De Minister geeft in zijn brief aan dat het gebruik en de opschaling van andere digitale toepassingen vanuit zijn departement al langer gestimuleerd wordt maar dat specifieke aandacht voor de betekenis van AI als nieuwe systeemtechnologie en de impact daarvan op de zorgsamenleving nog ontbrak. Kan de Minister aangeven waar dat aan heeft gelegen? Heeft het ontbreken van deze aandacht onnodige vertraging in het implementeren van AI in de zorg veroorzaakt?

De leden van de VVD-fractie lezen dat de Europese Commissie in het voorjaar van 2021 met een voorstel is gekomen voor een verordening betreffende AI. Op welke manier speelt eigenaarschap van data en eigenaarschap van algoritmen een rol in deze verordening? Genoemde leden lezen in de brief de inzet die het kabinet bij de onderhandelingen zal plegen. Wanneer zullen deze onderhandelingen van start gaan en op welke manier wordt de Kamer op de hoogte gehouden van de vorderingen?

[Annotaties van elementkaders]

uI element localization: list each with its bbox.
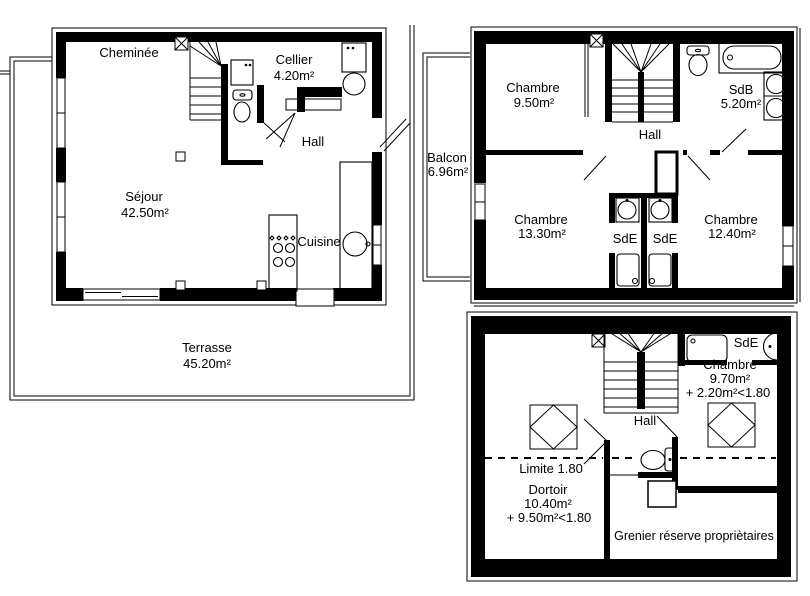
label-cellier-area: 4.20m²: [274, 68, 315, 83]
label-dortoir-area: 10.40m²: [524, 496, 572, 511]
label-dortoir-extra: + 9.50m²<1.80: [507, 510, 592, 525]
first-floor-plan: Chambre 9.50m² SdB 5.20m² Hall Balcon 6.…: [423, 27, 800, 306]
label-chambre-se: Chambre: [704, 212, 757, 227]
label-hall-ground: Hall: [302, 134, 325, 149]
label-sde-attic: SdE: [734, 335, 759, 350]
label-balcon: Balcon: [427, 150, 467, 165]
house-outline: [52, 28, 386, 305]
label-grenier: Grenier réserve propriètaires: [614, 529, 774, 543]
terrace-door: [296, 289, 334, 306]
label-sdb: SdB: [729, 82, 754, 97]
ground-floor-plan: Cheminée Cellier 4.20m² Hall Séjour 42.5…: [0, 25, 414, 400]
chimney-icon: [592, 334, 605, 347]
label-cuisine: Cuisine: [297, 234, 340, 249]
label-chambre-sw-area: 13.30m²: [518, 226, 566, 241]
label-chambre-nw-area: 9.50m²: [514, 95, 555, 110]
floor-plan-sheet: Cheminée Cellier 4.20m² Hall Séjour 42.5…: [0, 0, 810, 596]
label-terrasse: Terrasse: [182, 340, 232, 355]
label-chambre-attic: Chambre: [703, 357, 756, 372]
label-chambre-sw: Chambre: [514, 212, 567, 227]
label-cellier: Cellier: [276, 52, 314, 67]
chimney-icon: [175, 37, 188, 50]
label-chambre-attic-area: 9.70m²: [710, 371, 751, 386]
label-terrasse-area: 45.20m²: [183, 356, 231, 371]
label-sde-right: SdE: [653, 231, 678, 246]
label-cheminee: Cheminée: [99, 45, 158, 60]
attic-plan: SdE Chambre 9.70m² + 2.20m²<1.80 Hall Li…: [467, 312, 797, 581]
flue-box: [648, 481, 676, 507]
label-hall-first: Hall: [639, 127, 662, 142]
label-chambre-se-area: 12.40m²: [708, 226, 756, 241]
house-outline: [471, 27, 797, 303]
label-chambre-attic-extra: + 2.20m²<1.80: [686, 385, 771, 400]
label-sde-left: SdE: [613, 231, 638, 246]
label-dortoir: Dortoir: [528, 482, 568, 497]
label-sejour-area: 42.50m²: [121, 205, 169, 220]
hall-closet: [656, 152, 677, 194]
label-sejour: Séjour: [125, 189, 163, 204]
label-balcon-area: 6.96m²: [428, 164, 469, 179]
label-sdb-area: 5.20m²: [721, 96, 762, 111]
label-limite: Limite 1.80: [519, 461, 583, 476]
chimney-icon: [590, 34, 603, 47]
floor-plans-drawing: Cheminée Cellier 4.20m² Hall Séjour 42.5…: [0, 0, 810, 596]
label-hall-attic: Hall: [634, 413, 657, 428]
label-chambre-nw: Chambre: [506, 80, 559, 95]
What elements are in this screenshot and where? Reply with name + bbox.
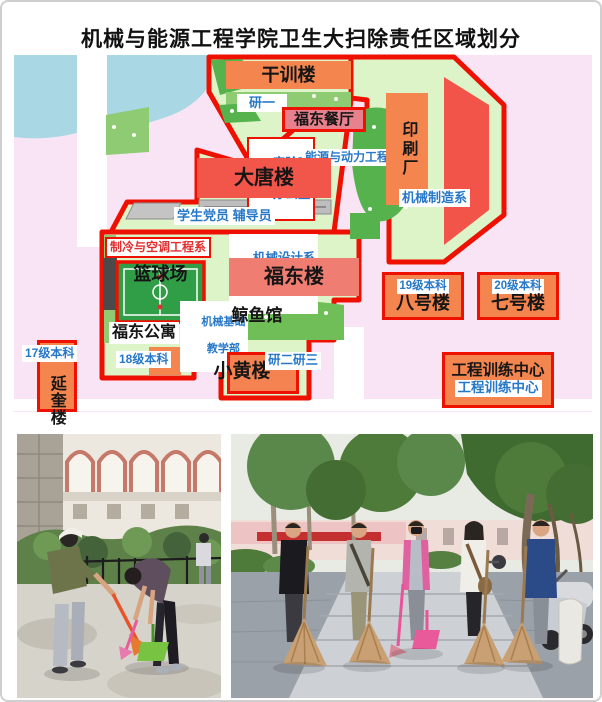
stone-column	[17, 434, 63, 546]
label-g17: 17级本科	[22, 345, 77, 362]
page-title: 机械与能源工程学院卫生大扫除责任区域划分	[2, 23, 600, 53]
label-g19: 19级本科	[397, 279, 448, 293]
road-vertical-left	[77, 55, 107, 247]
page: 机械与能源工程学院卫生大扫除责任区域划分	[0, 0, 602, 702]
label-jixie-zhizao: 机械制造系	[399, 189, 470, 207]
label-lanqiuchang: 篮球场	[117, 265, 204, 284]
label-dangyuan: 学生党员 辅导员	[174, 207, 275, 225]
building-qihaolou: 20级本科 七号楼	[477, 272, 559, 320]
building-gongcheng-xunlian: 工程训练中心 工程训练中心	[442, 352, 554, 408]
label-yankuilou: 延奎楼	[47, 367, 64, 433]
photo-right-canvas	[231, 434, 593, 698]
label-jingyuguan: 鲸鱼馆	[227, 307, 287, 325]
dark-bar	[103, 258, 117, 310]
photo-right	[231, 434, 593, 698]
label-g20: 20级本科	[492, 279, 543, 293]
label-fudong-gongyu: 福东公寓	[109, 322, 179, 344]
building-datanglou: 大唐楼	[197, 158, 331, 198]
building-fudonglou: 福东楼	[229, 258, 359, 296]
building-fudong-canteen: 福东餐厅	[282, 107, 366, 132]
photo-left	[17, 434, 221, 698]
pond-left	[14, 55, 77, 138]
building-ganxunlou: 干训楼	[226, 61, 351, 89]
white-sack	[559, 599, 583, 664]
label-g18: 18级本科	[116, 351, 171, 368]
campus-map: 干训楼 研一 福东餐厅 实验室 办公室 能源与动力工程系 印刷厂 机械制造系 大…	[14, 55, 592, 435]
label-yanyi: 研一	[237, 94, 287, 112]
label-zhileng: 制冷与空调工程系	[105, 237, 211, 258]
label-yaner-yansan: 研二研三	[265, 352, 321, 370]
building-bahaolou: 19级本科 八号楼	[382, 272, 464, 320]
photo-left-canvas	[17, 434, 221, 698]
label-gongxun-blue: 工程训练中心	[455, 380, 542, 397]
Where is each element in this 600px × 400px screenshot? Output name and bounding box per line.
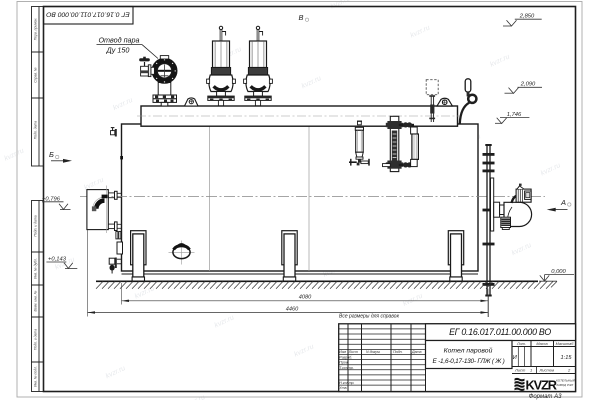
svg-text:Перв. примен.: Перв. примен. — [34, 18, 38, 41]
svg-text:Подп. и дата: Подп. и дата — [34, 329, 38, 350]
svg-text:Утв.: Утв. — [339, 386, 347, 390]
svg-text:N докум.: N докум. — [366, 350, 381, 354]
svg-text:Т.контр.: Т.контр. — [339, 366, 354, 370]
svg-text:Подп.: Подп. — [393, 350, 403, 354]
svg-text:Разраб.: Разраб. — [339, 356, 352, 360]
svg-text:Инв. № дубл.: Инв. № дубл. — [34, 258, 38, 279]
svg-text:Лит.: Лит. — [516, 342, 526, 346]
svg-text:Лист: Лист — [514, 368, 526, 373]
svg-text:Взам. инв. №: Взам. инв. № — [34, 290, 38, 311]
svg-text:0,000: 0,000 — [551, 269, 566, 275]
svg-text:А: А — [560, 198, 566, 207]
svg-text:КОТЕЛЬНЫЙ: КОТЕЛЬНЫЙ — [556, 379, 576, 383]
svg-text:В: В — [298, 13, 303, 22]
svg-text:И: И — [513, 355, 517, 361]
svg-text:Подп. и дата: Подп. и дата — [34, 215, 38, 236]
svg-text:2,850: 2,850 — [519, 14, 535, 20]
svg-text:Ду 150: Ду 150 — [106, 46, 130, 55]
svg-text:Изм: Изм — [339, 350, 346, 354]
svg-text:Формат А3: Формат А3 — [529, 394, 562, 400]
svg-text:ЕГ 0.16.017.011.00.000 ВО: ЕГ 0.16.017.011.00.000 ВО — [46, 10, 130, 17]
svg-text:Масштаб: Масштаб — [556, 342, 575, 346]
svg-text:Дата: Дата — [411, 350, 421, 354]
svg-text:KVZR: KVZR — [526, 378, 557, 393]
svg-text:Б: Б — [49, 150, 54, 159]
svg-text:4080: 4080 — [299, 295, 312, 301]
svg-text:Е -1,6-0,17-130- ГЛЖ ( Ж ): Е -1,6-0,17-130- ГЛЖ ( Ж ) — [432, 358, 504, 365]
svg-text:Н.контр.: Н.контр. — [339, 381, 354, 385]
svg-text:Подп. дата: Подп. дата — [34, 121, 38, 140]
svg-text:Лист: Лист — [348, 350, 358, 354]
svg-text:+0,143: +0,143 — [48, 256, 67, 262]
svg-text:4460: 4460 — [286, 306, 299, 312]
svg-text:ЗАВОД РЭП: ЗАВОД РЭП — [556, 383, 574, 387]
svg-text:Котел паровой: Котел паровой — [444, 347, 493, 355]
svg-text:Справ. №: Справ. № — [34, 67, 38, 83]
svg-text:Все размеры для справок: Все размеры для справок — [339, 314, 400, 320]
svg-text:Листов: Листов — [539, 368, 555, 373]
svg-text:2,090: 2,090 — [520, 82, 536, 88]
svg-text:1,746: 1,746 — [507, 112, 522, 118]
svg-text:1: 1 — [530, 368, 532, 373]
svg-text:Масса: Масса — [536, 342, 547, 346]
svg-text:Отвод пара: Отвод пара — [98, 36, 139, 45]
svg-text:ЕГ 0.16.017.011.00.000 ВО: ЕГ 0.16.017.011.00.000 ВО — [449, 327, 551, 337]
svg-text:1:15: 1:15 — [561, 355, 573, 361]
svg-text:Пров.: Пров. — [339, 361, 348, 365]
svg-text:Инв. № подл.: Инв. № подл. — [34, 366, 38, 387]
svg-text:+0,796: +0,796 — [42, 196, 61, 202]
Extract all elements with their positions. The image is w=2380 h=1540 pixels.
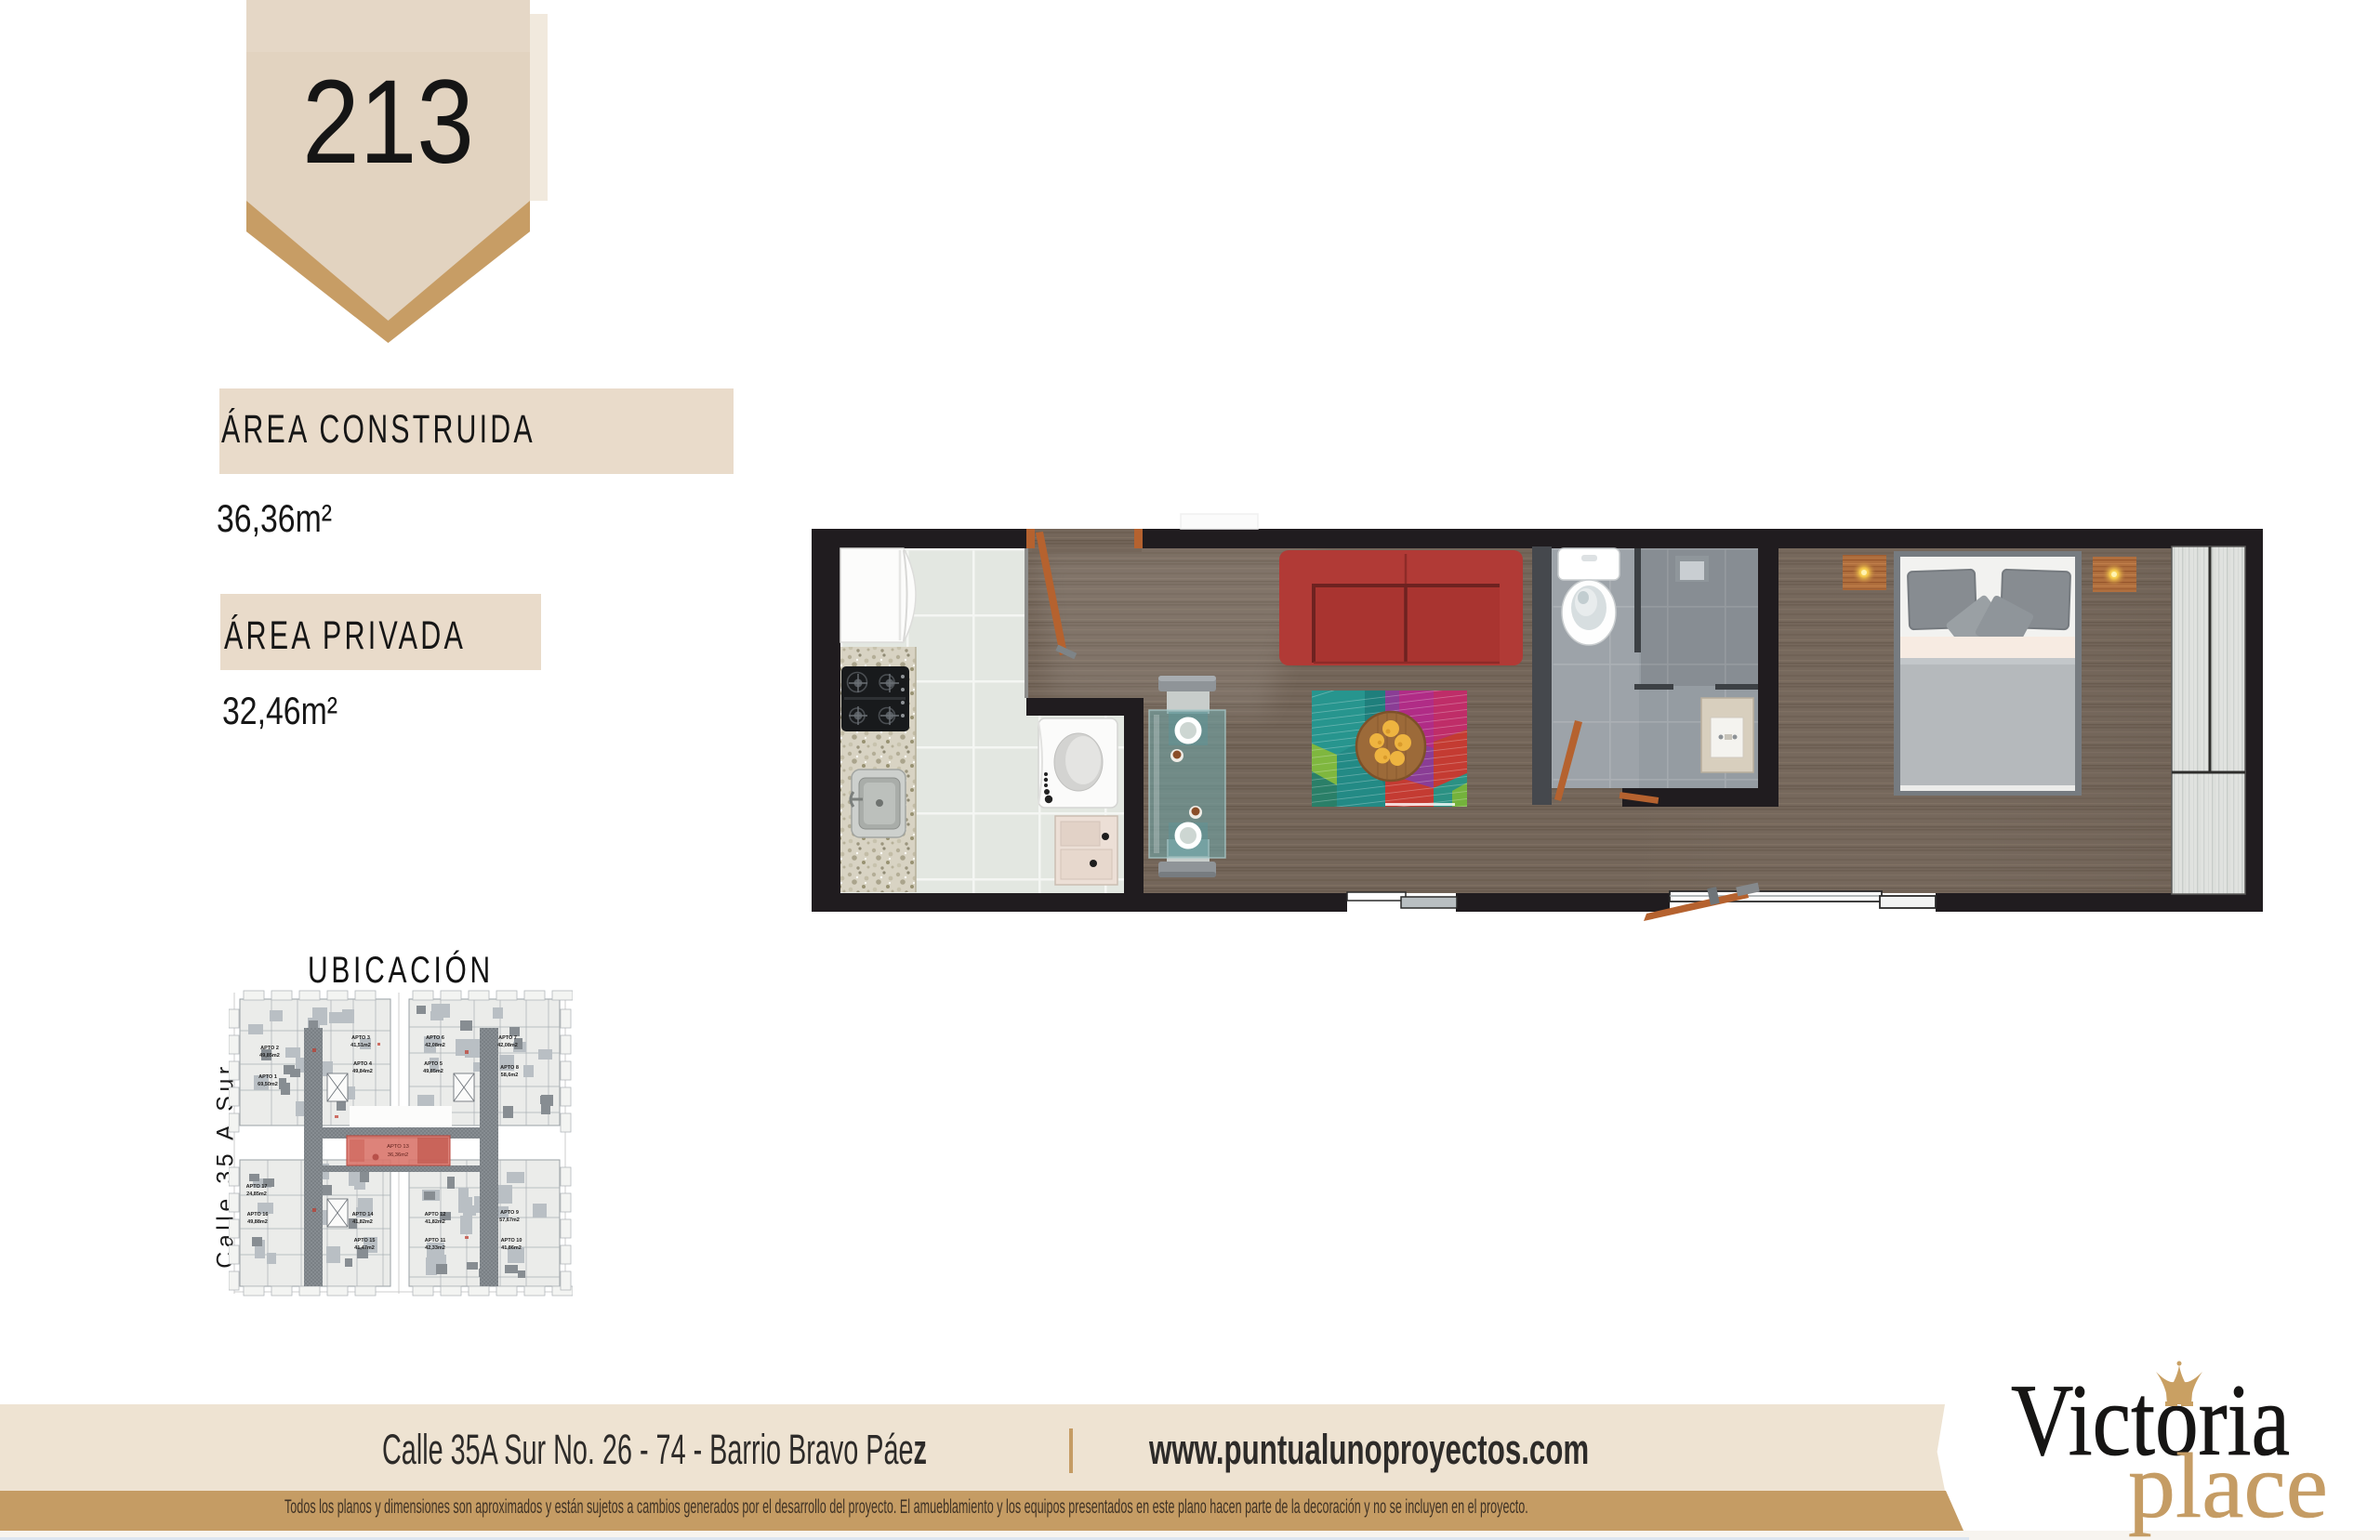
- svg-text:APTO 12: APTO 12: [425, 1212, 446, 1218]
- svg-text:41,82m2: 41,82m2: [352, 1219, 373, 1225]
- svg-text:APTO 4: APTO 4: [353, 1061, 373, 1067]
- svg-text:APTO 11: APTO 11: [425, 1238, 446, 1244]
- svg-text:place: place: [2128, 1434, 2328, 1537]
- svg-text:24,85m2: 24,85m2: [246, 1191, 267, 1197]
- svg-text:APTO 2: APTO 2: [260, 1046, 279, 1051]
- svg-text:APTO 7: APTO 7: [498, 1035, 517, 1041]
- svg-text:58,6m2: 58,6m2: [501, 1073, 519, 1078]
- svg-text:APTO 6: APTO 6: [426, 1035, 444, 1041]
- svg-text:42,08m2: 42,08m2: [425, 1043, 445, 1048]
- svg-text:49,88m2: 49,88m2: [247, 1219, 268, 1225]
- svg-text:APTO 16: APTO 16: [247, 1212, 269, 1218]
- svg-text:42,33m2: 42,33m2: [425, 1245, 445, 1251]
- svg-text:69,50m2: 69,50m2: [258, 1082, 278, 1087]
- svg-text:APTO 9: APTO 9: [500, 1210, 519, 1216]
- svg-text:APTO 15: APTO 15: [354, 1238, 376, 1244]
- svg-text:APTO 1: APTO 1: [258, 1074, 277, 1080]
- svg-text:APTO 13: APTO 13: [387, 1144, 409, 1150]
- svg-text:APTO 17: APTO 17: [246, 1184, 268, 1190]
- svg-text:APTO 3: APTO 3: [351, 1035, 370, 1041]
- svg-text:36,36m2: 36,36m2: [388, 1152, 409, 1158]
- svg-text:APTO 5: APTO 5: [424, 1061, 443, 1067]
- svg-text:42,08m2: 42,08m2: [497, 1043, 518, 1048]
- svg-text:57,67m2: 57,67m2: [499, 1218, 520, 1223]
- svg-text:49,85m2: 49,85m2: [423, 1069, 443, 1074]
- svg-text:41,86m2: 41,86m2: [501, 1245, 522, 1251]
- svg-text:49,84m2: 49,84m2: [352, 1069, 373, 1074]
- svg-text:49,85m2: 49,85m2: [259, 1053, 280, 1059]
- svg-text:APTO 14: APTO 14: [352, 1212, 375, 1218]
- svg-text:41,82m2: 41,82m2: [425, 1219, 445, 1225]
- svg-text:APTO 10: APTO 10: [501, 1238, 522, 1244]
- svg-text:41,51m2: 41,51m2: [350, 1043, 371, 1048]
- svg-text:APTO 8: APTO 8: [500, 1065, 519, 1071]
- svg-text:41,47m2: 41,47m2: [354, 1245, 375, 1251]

§ KORTE OPDRACHT 1
Geef het stuk van de tekst over AI in de zorg opnieuw, beginnend bij "De Minister geeft" en doorlopend tot en met "de zorg veroorzaakt?". Wissel daarin "systeemtechnologie" in voor "sleuteltechnologie".
§ KORTE OPDRACHT 2
Beantwoord deze vragen aan de hand van de tekst over AI in de zorg:
(a) Als wat wordt AI in de brief van de Minister aangeduid?
(b) Welke fractie leest dat de Europese Commissie met een voorstel voor een verordening betreffende AI is gekomen?
(c) In welke periode kwam de Europese Commissie met dat voorstel?
§ KORTE OPDRACHT 3
Schrijf de tekst over AI in de zorg verder, te beginnen na de laatste zin.
De items vormen los materiaal, apart van de tekst over AI in de zorg.

§ SCHRIFTELIJK ANTWOORD 1
De Minister geeft in zijn brief aan dat het gebruik en de opschaling van andere digitale toepassingen vanuit zijn departement al langer gestimuleerd wordt maar dat specifieke aandacht voor de betekenis van AI als nieuwe sleuteltechnologie en de impact daarvan op de zorgsamenleving nog ontbrak. Kan de Minister aangeven waar dat aan heeft gelegen? Heeft het ontbreken van deze aandacht onnodige vertraging in het implementeren van AI in de zorg veroorzaakt?

§ SCHRIFTELIJK ANTWOORD 2
(a) Als nieuwe systeemtechnologie.
(b) De VVD-fractie.
(c) In het voorjaar van 2021.

§ SCHRIFTELIJK ANTWOORD 3
Deze leden zijn verheugd te lezen dat de Minister een klimaat wil stimuleren voor versnelde toepassing van kansrijke en opschaalbare innovaties op het gebied van AI in de gezondheidszorg. Uit de e-healthmonitor van 2021 bleek dat de relevantie van inzet van digitale zorg duidelijk is, maar dat het vaak nog zoeken is naar het hoe. Ook in het recente Wetenschappelijke Raad voor het Regeringsbeleid (WRR)-rapport staat dat de potentie van AI nog maar op beperkte schaal wordt benut en beoogde gebruikers weinig ervaring hebben. Genoemde leden vragen dan ook in hoeverre de mensen op de werkvloer en patiënten worden betrokken bij de vormgeving van de plannen rondom AI in de zorg en of hier nog winst te behalen valt.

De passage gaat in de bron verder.